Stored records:
┄┄┄┄┄┄┄┄┄┄
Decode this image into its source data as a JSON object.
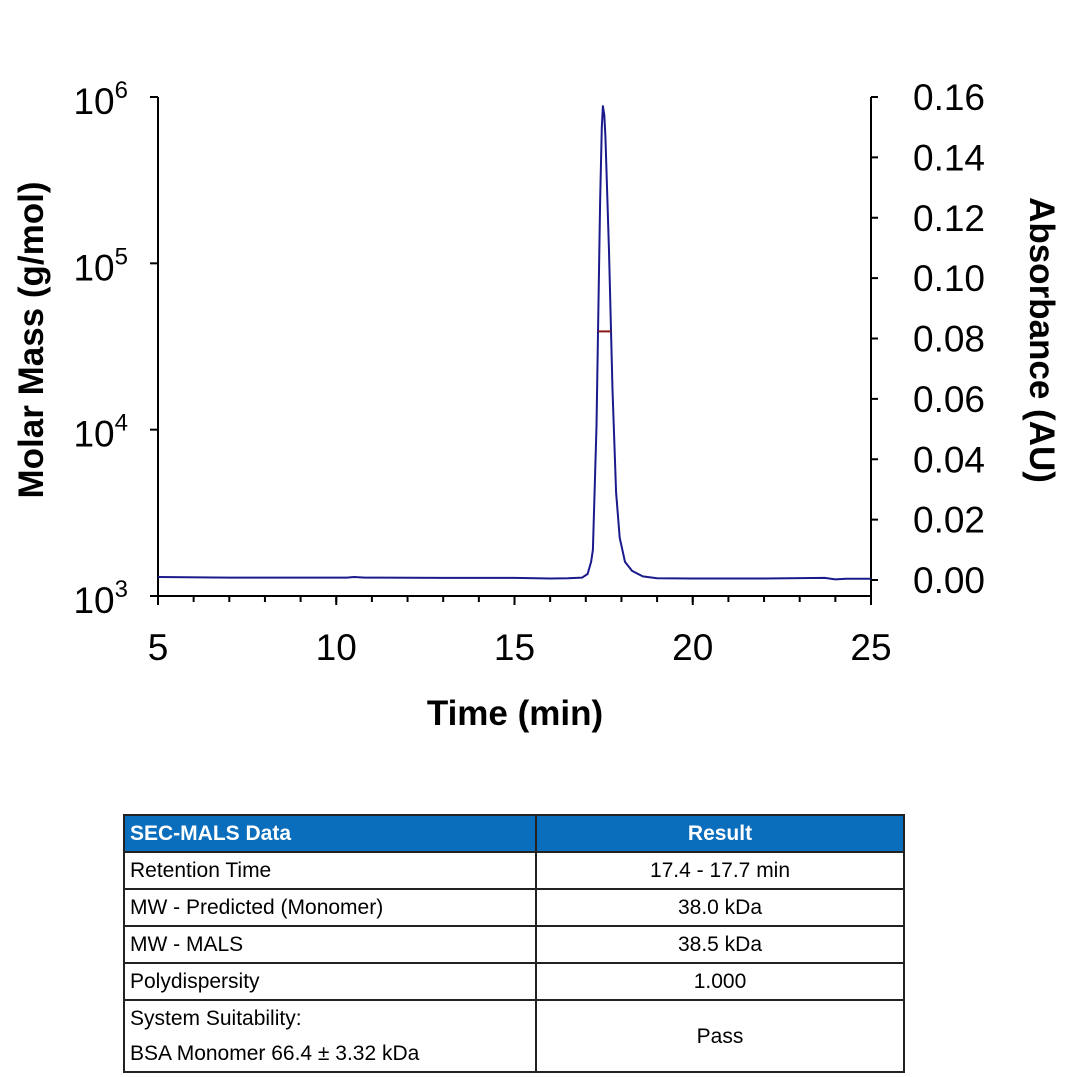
{
  "chart_data": {
    "type": "line",
    "xlabel": "Time (min)",
    "ylabel_left": "Molar Mass (g/mol)",
    "ylabel_right": "Absorbance (AU)",
    "xlim": [
      5,
      25
    ],
    "ylim_left": [
      1000,
      1000000
    ],
    "left_scale": "log",
    "ylim_right": [
      0,
      0.16
    ],
    "grid": false,
    "x_ticks": [
      "5",
      "10",
      "15",
      "20",
      "25"
    ],
    "x_tick_values": [
      5,
      10,
      15,
      20,
      25
    ],
    "x_minor_step": 1,
    "left_ticks": [
      {
        "value": 1000000,
        "base": "10",
        "exp": "6"
      },
      {
        "value": 100000,
        "base": "10",
        "exp": "5"
      },
      {
        "value": 10000,
        "base": "10",
        "exp": "4"
      },
      {
        "value": 1000,
        "base": "10",
        "exp": "3"
      }
    ],
    "right_ticks": [
      "0.16",
      "0.14",
      "0.12",
      "0.10",
      "0.08",
      "0.06",
      "0.04",
      "0.02",
      "0.00"
    ],
    "right_tick_values": [
      0.16,
      0.14,
      0.12,
      0.1,
      0.08,
      0.06,
      0.04,
      0.02,
      0.0
    ],
    "series": [
      {
        "axis": "right",
        "color": "#1a1a8c",
        "x": [
          5,
          7,
          9,
          10.3,
          10.5,
          10.8,
          13,
          15,
          16,
          16.5,
          16.9,
          17.05,
          17.15,
          17.2,
          17.3,
          17.4,
          17.45,
          17.48,
          17.52,
          17.55,
          17.65,
          17.75,
          17.85,
          17.95,
          18.1,
          18.3,
          18.6,
          19,
          20,
          22,
          23.7,
          24,
          24.3,
          25
        ],
        "y": [
          0.001,
          0.0008,
          0.0008,
          0.0008,
          0.001,
          0.0008,
          0.0007,
          0.0007,
          0.0005,
          0.0006,
          0.0008,
          0.002,
          0.006,
          0.01,
          0.051,
          0.125,
          0.15,
          0.157,
          0.154,
          0.147,
          0.109,
          0.063,
          0.029,
          0.014,
          0.006,
          0.003,
          0.0012,
          0.0006,
          0.0005,
          0.0005,
          0.0007,
          0.0002,
          0.0004,
          0.0004
        ]
      },
      {
        "axis": "left",
        "color": "#8b1a1a",
        "x": [
          17.35,
          17.7
        ],
        "y": [
          39000,
          39000
        ]
      }
    ]
  },
  "table": {
    "headers": [
      "SEC-MALS Data",
      "Result"
    ],
    "rows": [
      {
        "label": "Retention Time",
        "value": "17.4 - 17.7 min"
      },
      {
        "label": "MW - Predicted (Monomer)",
        "value": "38.0 kDa"
      },
      {
        "label": "MW - MALS",
        "value": "38.5 kDa"
      },
      {
        "label": "Polydispersity",
        "value": "1.000"
      },
      {
        "label": "System Suitability:",
        "label2": "BSA Monomer 66.4 ± 3.32 kDa",
        "value": "Pass"
      }
    ],
    "header_color": "#0a6ebd"
  }
}
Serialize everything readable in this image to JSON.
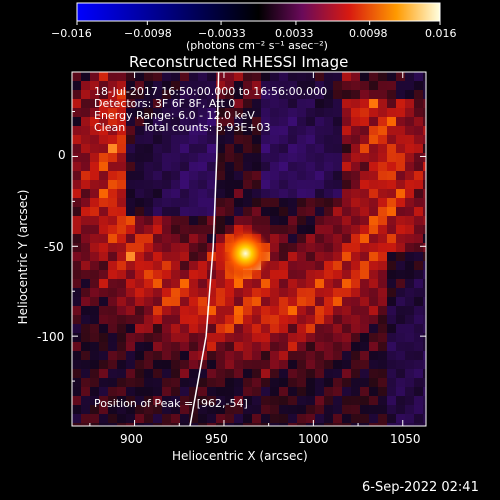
{
  "colorbar": {
    "min_label": "−0.016",
    "tick_labels": [
      "−0.016",
      "−0.0098",
      "−0.0033",
      "0.0033",
      "0.0098",
      "0.016"
    ],
    "units_label": "(photons cm⁻² s⁻¹ asec⁻²)"
  },
  "plot": {
    "title": "Reconstructed RHESSI Image",
    "xlabel": "Heliocentric X (arcsec)",
    "ylabel": "Heliocentric Y (arcsec)",
    "annotations": [
      "18-Jul-2017 16:50:00.000 to 16:56:00.000",
      "Detectors: 3F 6F 8F, Att 0",
      "Energy Range: 6.0 - 12.0 keV",
      "Clean     Total counts: 8.93E+03"
    ],
    "peak_label": "Position of Peak = [962,-54]"
  },
  "footer": {
    "timestamp": "6-Sep-2022 02:41"
  },
  "chart_data": {
    "type": "heatmap",
    "title": "Reconstructed RHESSI Image",
    "xlabel": "Heliocentric X (arcsec)",
    "ylabel": "Heliocentric Y (arcsec)",
    "xlim": [
      865,
      1063
    ],
    "ylim": [
      -150,
      47
    ],
    "xticks": [
      900,
      950,
      1000,
      1050
    ],
    "yticks": [
      0,
      -50,
      -100
    ],
    "colorbar_range": [
      -0.016,
      0.016
    ],
    "colorbar_ticks": [
      -0.016,
      -0.0098,
      -0.0033,
      0.0033,
      0.0098,
      0.016
    ],
    "colormap": "red-temperature",
    "peak": {
      "x": 962,
      "y": -54
    },
    "limb_curve": [
      [
        947,
        47
      ],
      [
        946,
        0
      ],
      [
        944,
        -50
      ],
      [
        940,
        -100
      ],
      [
        931,
        -150
      ]
    ]
  }
}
┄┄┄┄┄┄┄┄┄┄
> _What you need to do_
Leave out every picture and copy verbatim the lines running from the line containing "Serialize everything readable" through the final line of the data.

> _Solution_
Serialize everything readable in this image to JSON.
{
  "colorbar": {
    "min_label": "−0.016",
    "tick_labels": [
      "−0.016",
      "−0.0098",
      "−0.0033",
      "0.0033",
      "0.0098",
      "0.016"
    ],
    "units_label": "(photons cm⁻² s⁻¹ asec⁻²)"
  },
  "plot": {
    "title": "Reconstructed RHESSI Image",
    "xlabel": "Heliocentric X (arcsec)",
    "ylabel": "Heliocentric Y (arcsec)",
    "annotations": [
      "18-Jul-2017 16:50:00.000 to 16:56:00.000",
      "Detectors: 3F 6F 8F, Att 0",
      "Energy Range: 6.0 - 12.0 keV",
      "Clean     Total counts: 8.93E+03"
    ],
    "peak_label": "Position of Peak = [962,-54]"
  },
  "footer": {
    "timestamp": "6-Sep-2022 02:41"
  },
  "chart_data": {
    "type": "heatmap",
    "title": "Reconstructed RHESSI Image",
    "xlabel": "Heliocentric X (arcsec)",
    "ylabel": "Heliocentric Y (arcsec)",
    "xlim": [
      865,
      1063
    ],
    "ylim": [
      -150,
      47
    ],
    "xticks": [
      900,
      950,
      1000,
      1050
    ],
    "yticks": [
      0,
      -50,
      -100
    ],
    "colorbar_range": [
      -0.016,
      0.016
    ],
    "colorbar_ticks": [
      -0.016,
      -0.0098,
      -0.0033,
      0.0033,
      0.0098,
      0.016
    ],
    "colormap": "red-temperature",
    "peak": {
      "x": 962,
      "y": -54
    },
    "limb_curve": [
      [
        947,
        47
      ],
      [
        946,
        0
      ],
      [
        944,
        -50
      ],
      [
        940,
        -100
      ],
      [
        931,
        -150
      ]
    ]
  }
}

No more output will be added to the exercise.